>> START Recorded data
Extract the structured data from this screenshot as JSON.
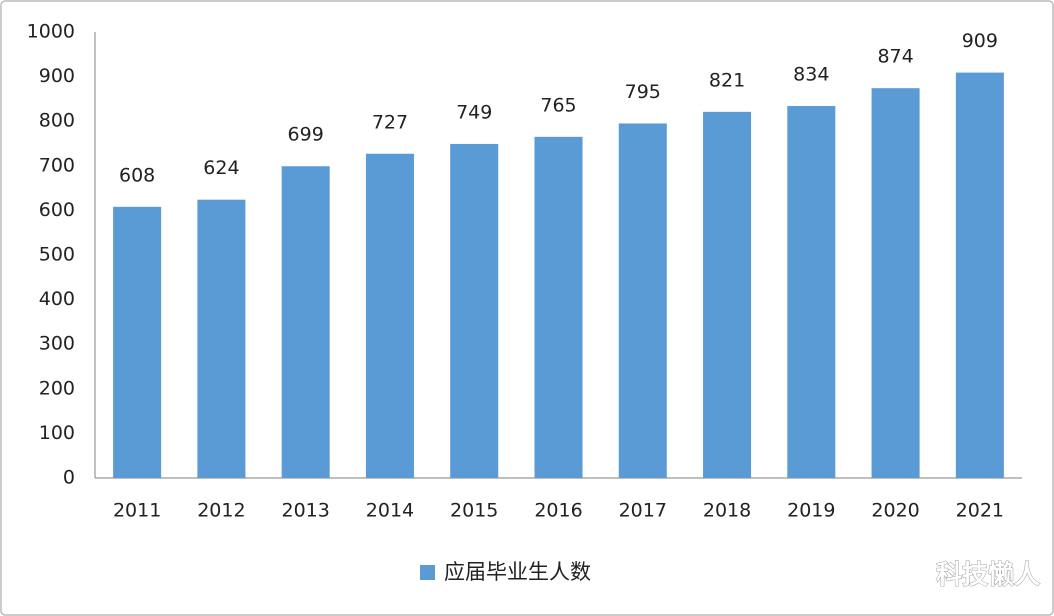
{
  "chart_data": {
    "type": "bar",
    "categories": [
      "2011",
      "2012",
      "2013",
      "2014",
      "2015",
      "2016",
      "2017",
      "2018",
      "2019",
      "2020",
      "2021"
    ],
    "series": [
      {
        "name": "应届毕业生人数",
        "color": "#5b9bd5",
        "values": [
          608,
          624,
          699,
          727,
          749,
          765,
          795,
          821,
          834,
          874,
          909
        ]
      }
    ],
    "ylim": [
      0,
      1000
    ],
    "yticks": [
      0,
      100,
      200,
      300,
      400,
      500,
      600,
      700,
      800,
      900,
      1000
    ],
    "grid": false,
    "legend": "bottom",
    "watermark": "科技懒人"
  }
}
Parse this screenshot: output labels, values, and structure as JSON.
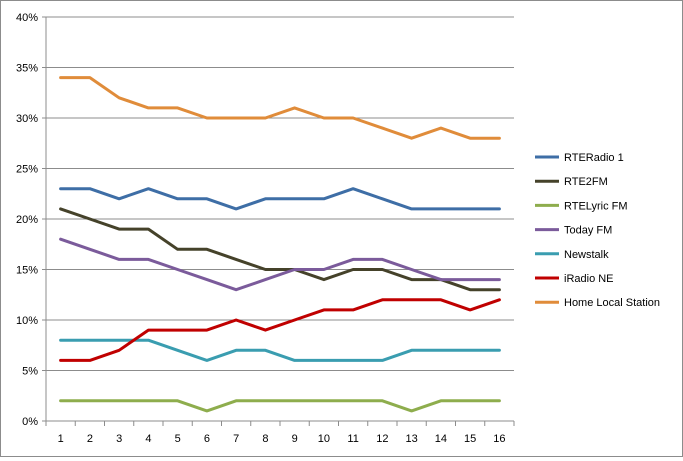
{
  "chart_data": {
    "type": "line",
    "title": "",
    "xlabel": "",
    "ylabel": "",
    "x": [
      1,
      2,
      3,
      4,
      5,
      6,
      7,
      8,
      9,
      10,
      11,
      12,
      13,
      14,
      15,
      16
    ],
    "x_tick_labels": [
      "1",
      "2",
      "3",
      "4",
      "5",
      "6",
      "7",
      "8",
      "9",
      "10",
      "11",
      "12",
      "13",
      "14",
      "15",
      "16"
    ],
    "ylim": [
      0,
      0.4
    ],
    "y_ticks": [
      0,
      0.05,
      0.1,
      0.15,
      0.2,
      0.25,
      0.3,
      0.35,
      0.4
    ],
    "y_tick_labels": [
      "0%",
      "5%",
      "10%",
      "15%",
      "20%",
      "25%",
      "30%",
      "35%",
      "40%"
    ],
    "grid": "horizontal",
    "legend_position": "right",
    "series": [
      {
        "name": "RTERadio 1",
        "color": "#3e6ea6",
        "values": [
          0.23,
          0.23,
          0.22,
          0.23,
          0.22,
          0.22,
          0.21,
          0.22,
          0.22,
          0.22,
          0.23,
          0.22,
          0.21,
          0.21,
          0.21,
          0.21
        ]
      },
      {
        "name": "RTE2FM",
        "color": "#45422a",
        "values": [
          0.21,
          0.2,
          0.19,
          0.19,
          0.17,
          0.17,
          0.16,
          0.15,
          0.15,
          0.14,
          0.15,
          0.15,
          0.14,
          0.14,
          0.13,
          0.13
        ]
      },
      {
        "name": "RTELyric FM",
        "color": "#8ead4d",
        "values": [
          0.02,
          0.02,
          0.02,
          0.02,
          0.02,
          0.01,
          0.02,
          0.02,
          0.02,
          0.02,
          0.02,
          0.02,
          0.01,
          0.02,
          0.02,
          0.02
        ]
      },
      {
        "name": "Today FM",
        "color": "#7b5b9b",
        "values": [
          0.18,
          0.17,
          0.16,
          0.16,
          0.15,
          0.14,
          0.13,
          0.14,
          0.15,
          0.15,
          0.16,
          0.16,
          0.15,
          0.14,
          0.14,
          0.14
        ]
      },
      {
        "name": "Newstalk",
        "color": "#3a9db0",
        "values": [
          0.08,
          0.08,
          0.08,
          0.08,
          0.07,
          0.06,
          0.07,
          0.07,
          0.06,
          0.06,
          0.06,
          0.06,
          0.07,
          0.07,
          0.07,
          0.07
        ]
      },
      {
        "name": "iRadio NE",
        "color": "#c00000",
        "values": [
          0.06,
          0.06,
          0.07,
          0.09,
          0.09,
          0.09,
          0.1,
          0.09,
          0.1,
          0.11,
          0.11,
          0.12,
          0.12,
          0.12,
          0.11,
          0.12
        ]
      },
      {
        "name": "Home Local Station",
        "color": "#e08c3a",
        "values": [
          0.34,
          0.34,
          0.32,
          0.31,
          0.31,
          0.3,
          0.3,
          0.3,
          0.31,
          0.3,
          0.3,
          0.29,
          0.28,
          0.29,
          0.28,
          0.28
        ]
      }
    ]
  }
}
>> END Recorded data
Exercise aim:
Report how many lines of the listing hold the word "JSON", with nothing but the number.

Task result:
2